### SHORT TASK
Report every line below that holds the word "JSON".

+ + + +

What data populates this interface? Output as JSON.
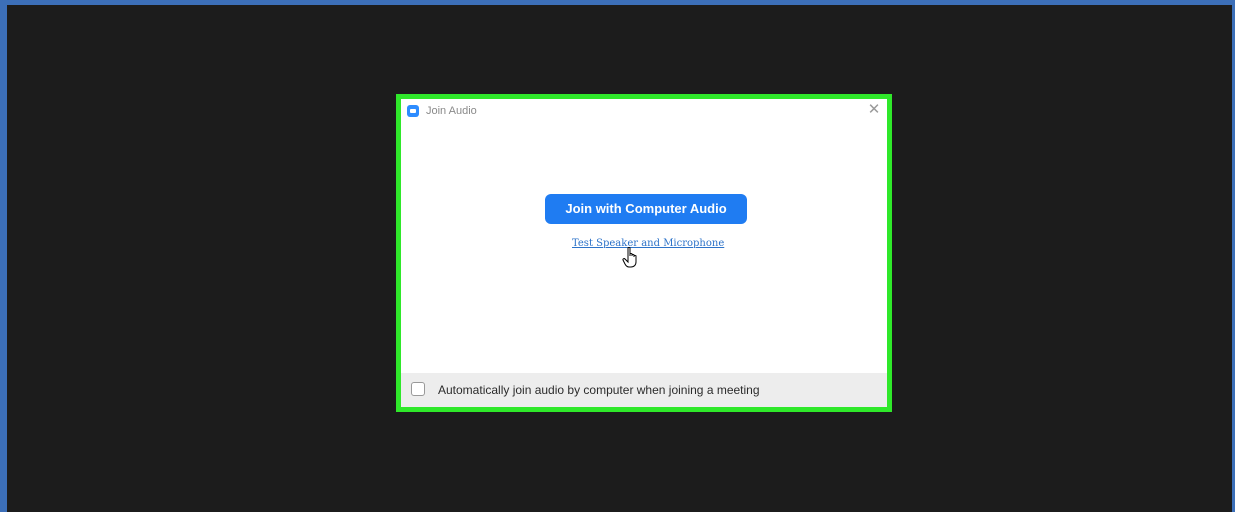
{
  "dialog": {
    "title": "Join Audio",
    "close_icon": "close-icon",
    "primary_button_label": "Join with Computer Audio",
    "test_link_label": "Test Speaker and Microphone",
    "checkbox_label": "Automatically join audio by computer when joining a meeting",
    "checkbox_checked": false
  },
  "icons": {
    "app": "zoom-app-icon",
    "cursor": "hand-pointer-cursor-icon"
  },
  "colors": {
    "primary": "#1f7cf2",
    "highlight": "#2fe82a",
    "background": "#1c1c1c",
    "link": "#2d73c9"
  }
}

+ + + +

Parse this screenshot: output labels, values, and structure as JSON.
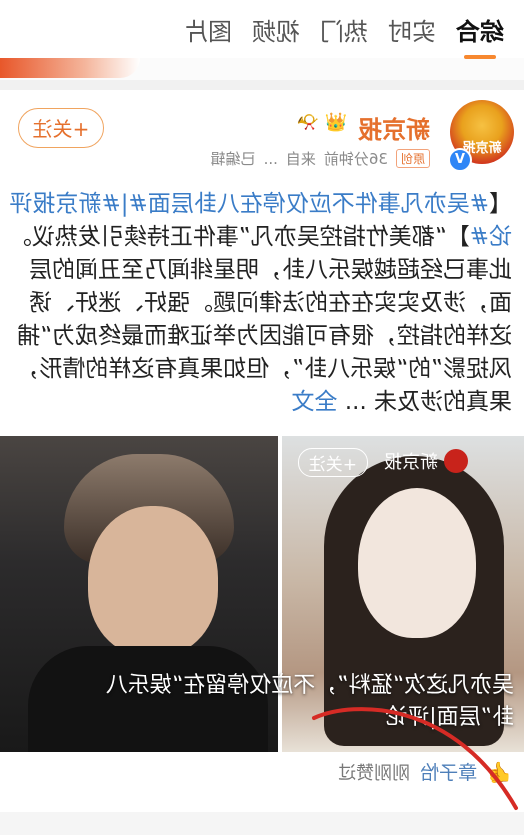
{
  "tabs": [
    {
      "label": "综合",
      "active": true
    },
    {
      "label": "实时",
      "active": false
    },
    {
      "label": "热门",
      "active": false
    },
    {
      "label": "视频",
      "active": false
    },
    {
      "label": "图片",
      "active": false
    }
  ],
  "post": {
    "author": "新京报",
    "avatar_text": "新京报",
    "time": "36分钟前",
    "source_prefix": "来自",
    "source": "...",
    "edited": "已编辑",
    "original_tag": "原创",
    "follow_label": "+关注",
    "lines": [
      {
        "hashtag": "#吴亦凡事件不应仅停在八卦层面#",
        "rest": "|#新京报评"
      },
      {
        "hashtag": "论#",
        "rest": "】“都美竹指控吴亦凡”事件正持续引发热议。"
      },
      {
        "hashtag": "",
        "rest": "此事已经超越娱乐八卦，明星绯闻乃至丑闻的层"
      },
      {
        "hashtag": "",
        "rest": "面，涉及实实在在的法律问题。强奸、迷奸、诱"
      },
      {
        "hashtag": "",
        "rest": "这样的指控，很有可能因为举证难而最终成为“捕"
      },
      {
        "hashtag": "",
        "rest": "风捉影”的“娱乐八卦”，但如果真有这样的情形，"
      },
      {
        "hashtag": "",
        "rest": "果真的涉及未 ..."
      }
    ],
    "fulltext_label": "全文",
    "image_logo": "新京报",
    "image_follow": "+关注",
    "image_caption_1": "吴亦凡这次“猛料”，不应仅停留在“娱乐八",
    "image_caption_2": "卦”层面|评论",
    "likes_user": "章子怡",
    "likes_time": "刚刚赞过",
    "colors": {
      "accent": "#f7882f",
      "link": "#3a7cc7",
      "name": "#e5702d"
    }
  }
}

+ + + +

### OUTPUT OF THE EXERCISE
What data populates this interface? Output as JSON.
Parse this screenshot: output labels, values, and structure as JSON.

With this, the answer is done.